--- begin Supplied information ---

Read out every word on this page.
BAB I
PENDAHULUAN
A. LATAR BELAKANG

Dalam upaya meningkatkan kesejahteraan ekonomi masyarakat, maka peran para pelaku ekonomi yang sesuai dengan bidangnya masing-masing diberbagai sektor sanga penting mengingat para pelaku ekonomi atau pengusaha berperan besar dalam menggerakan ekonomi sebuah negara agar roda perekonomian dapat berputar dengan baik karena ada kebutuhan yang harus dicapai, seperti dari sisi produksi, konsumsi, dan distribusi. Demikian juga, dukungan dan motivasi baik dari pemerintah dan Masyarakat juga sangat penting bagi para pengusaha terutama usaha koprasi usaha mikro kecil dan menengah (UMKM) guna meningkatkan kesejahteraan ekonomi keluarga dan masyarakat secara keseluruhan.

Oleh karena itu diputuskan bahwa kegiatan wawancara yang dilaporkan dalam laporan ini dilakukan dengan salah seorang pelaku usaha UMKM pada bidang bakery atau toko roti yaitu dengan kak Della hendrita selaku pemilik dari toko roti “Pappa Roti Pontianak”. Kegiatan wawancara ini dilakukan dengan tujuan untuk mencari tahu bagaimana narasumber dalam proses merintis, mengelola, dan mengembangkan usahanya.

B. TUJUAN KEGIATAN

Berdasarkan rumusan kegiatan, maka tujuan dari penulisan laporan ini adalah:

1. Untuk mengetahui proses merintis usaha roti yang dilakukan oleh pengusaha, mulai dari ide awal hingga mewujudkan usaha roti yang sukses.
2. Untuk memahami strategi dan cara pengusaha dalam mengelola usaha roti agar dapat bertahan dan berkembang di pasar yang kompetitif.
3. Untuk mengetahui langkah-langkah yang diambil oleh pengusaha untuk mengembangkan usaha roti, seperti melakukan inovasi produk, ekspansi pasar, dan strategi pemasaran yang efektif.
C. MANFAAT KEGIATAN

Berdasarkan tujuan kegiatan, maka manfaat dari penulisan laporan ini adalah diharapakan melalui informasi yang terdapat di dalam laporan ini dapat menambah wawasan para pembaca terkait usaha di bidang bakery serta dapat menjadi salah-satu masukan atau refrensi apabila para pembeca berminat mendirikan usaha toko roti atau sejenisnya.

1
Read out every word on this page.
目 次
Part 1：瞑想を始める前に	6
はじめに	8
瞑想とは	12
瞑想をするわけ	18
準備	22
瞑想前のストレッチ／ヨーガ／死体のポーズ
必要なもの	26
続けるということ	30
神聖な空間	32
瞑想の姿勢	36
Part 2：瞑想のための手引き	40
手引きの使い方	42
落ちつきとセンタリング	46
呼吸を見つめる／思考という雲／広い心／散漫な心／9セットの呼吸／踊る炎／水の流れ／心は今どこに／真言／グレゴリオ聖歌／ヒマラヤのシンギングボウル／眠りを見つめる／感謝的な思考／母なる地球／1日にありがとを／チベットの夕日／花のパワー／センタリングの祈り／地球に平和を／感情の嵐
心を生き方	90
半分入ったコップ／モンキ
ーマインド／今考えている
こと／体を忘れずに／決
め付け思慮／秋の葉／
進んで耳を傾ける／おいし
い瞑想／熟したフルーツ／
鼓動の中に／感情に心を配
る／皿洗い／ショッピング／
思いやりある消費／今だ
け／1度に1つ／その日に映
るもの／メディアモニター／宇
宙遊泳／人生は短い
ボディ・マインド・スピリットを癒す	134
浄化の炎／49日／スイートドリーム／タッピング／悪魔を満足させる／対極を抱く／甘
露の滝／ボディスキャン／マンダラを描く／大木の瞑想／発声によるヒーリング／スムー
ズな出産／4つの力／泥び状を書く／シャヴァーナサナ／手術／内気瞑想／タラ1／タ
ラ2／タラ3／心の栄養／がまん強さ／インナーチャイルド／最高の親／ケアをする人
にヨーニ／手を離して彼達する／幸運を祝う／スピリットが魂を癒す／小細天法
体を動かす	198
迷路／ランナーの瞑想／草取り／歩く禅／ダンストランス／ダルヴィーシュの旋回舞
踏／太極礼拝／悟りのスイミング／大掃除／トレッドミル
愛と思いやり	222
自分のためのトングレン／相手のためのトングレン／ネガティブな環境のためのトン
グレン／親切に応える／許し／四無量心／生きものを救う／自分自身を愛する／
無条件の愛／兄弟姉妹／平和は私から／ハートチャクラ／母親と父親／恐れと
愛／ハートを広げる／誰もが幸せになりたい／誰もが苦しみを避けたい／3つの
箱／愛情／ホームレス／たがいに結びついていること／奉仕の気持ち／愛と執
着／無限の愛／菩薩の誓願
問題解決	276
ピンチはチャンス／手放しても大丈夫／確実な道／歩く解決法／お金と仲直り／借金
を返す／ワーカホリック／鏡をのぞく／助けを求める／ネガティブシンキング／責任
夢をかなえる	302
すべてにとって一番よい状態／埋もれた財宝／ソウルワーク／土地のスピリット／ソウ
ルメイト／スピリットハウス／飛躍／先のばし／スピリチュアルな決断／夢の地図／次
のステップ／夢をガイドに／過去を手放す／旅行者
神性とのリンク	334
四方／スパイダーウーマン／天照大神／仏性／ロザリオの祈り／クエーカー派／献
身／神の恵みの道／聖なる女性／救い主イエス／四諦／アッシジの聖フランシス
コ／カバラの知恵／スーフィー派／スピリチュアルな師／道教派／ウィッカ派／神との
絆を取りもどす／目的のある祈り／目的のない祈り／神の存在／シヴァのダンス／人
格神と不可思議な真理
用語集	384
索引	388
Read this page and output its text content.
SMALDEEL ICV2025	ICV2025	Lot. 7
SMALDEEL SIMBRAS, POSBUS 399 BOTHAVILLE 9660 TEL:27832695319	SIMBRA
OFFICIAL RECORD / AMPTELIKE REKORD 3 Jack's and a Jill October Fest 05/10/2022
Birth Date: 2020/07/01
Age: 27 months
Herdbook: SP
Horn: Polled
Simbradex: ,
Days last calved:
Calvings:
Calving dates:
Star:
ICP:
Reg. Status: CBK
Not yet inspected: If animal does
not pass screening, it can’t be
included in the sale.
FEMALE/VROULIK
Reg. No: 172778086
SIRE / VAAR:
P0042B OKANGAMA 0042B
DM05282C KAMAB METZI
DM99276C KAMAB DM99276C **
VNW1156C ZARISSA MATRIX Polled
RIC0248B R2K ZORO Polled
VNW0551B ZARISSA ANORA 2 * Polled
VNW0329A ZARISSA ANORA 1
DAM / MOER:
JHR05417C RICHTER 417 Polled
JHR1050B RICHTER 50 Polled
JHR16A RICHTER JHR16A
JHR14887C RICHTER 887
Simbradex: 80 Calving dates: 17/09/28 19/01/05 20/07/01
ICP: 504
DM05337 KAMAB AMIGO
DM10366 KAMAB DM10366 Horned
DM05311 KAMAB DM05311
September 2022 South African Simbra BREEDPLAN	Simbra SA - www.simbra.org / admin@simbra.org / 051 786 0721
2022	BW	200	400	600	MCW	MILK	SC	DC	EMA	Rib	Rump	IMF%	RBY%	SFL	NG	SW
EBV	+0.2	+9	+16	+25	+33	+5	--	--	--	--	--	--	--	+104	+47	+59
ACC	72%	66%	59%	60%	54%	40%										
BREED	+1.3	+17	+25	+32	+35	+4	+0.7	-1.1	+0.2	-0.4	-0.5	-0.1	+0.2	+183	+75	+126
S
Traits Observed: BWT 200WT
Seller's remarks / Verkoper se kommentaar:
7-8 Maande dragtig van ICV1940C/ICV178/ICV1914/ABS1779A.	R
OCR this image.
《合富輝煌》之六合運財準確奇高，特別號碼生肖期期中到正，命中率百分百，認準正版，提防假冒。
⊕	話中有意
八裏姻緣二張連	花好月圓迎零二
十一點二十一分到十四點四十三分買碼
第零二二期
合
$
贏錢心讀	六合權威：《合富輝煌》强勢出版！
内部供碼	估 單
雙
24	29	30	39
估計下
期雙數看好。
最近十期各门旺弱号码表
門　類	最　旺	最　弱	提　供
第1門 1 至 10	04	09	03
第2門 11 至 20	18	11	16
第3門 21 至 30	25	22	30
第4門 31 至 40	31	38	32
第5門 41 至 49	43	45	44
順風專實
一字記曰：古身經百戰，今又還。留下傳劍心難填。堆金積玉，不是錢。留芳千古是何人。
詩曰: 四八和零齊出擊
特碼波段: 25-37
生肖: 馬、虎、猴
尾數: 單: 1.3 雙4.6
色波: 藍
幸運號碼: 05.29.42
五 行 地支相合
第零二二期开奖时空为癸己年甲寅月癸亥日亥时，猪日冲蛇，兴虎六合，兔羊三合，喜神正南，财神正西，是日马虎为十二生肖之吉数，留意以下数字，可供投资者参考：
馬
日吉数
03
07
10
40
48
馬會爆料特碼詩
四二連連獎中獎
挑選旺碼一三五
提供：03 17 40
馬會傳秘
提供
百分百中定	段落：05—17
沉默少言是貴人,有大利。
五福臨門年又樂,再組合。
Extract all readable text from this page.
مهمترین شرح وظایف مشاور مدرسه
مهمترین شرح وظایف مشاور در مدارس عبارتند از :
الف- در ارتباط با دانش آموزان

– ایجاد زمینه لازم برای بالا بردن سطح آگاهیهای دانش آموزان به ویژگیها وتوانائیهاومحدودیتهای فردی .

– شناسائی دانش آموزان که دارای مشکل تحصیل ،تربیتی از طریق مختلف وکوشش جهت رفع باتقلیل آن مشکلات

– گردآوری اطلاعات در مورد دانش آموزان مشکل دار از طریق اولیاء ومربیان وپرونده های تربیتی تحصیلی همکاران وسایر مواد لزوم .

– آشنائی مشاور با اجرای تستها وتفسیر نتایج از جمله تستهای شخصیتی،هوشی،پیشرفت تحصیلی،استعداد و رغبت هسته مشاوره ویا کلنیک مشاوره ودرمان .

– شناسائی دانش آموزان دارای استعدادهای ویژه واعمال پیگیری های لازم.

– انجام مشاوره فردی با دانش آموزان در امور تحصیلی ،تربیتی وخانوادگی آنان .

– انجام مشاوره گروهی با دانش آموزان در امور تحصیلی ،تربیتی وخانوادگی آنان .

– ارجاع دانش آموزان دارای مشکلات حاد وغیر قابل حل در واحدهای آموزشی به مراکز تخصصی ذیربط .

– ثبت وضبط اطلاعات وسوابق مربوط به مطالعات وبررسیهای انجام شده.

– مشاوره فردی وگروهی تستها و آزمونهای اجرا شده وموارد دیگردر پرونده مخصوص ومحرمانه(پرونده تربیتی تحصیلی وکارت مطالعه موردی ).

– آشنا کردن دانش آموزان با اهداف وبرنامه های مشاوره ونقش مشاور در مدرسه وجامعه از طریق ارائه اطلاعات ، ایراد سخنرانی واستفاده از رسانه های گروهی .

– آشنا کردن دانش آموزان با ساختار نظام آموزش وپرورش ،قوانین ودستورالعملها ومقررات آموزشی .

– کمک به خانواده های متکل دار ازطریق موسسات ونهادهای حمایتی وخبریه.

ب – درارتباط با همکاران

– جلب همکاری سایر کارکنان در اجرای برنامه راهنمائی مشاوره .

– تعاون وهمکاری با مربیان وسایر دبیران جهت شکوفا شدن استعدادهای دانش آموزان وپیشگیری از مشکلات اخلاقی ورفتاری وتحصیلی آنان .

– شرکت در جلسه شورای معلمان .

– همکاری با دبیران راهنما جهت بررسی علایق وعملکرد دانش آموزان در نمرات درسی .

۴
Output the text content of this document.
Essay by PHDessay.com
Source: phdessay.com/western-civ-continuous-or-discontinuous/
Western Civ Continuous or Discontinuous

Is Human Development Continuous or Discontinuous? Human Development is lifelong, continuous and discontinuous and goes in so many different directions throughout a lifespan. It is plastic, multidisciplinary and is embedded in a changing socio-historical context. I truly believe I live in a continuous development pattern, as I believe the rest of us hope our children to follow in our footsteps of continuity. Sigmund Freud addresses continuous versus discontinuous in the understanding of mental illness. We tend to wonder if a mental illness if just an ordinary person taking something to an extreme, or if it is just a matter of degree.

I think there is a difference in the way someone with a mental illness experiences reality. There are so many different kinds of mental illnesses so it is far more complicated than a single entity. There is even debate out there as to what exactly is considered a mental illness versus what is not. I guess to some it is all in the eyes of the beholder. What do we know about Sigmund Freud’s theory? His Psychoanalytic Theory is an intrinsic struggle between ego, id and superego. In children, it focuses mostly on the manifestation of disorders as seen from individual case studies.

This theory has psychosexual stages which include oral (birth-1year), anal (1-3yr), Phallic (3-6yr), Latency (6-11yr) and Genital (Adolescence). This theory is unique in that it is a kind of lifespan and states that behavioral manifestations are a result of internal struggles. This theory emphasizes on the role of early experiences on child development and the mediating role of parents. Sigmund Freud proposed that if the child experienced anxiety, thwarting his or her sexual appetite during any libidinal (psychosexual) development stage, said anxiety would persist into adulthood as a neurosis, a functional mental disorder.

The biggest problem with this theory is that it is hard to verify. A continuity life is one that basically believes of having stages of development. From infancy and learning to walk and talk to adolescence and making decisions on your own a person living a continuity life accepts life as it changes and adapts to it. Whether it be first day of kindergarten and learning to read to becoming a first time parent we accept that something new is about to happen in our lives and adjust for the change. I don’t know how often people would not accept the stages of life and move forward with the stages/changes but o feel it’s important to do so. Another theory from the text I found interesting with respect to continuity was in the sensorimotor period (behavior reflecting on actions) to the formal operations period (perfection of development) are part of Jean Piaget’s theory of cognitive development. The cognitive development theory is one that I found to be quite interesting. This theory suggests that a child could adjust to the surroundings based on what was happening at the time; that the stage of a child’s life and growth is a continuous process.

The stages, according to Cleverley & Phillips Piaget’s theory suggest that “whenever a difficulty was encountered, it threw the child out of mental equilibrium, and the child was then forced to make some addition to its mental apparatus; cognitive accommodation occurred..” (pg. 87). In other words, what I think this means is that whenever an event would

--- end Supplied information ---

* [Exercise task]: Pick out, from the lines above, every one that contains the string "Berdasarkan".

* [Result below]:
Berdasarkan rumusan kegiatan, maka tujuan dari penulisan laporan ini adalah:
Berdasarkan tujuan kegiatan, maka manfaat dari penulisan laporan ini adalah diharapakan melalui informasi yang terdapat di dalam laporan ini dapat menambah wawasan para pembaca terkait usaha di bidang bakery serta dapat menjadi salah-satu masukan atau refrensi apabila para pembeca berminat mendirikan usaha toko roti atau sejenisnya.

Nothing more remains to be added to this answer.